* What needs to be done:
From the listing below, pull out the lines that hold "spending".

* Stored rows:
— START —

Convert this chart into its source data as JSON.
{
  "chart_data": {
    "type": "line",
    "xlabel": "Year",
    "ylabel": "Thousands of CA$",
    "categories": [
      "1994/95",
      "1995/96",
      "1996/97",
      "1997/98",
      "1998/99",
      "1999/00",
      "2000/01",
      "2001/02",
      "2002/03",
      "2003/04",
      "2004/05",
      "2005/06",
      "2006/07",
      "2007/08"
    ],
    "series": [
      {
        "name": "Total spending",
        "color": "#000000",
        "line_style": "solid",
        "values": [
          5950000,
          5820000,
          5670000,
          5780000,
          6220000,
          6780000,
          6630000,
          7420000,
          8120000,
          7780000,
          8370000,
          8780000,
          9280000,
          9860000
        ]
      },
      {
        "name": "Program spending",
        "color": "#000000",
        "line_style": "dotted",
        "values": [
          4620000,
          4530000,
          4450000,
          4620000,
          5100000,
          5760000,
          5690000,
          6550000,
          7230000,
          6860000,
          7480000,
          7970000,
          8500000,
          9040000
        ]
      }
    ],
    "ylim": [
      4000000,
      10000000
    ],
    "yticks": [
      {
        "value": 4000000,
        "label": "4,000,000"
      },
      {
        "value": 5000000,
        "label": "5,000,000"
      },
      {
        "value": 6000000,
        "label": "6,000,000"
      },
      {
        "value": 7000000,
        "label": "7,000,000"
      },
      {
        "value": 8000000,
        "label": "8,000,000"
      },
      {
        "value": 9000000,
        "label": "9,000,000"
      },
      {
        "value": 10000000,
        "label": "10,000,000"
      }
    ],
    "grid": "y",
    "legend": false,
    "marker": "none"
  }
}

— END —

* Output below:
        "name": "Total spending",
        "name": "Program spending",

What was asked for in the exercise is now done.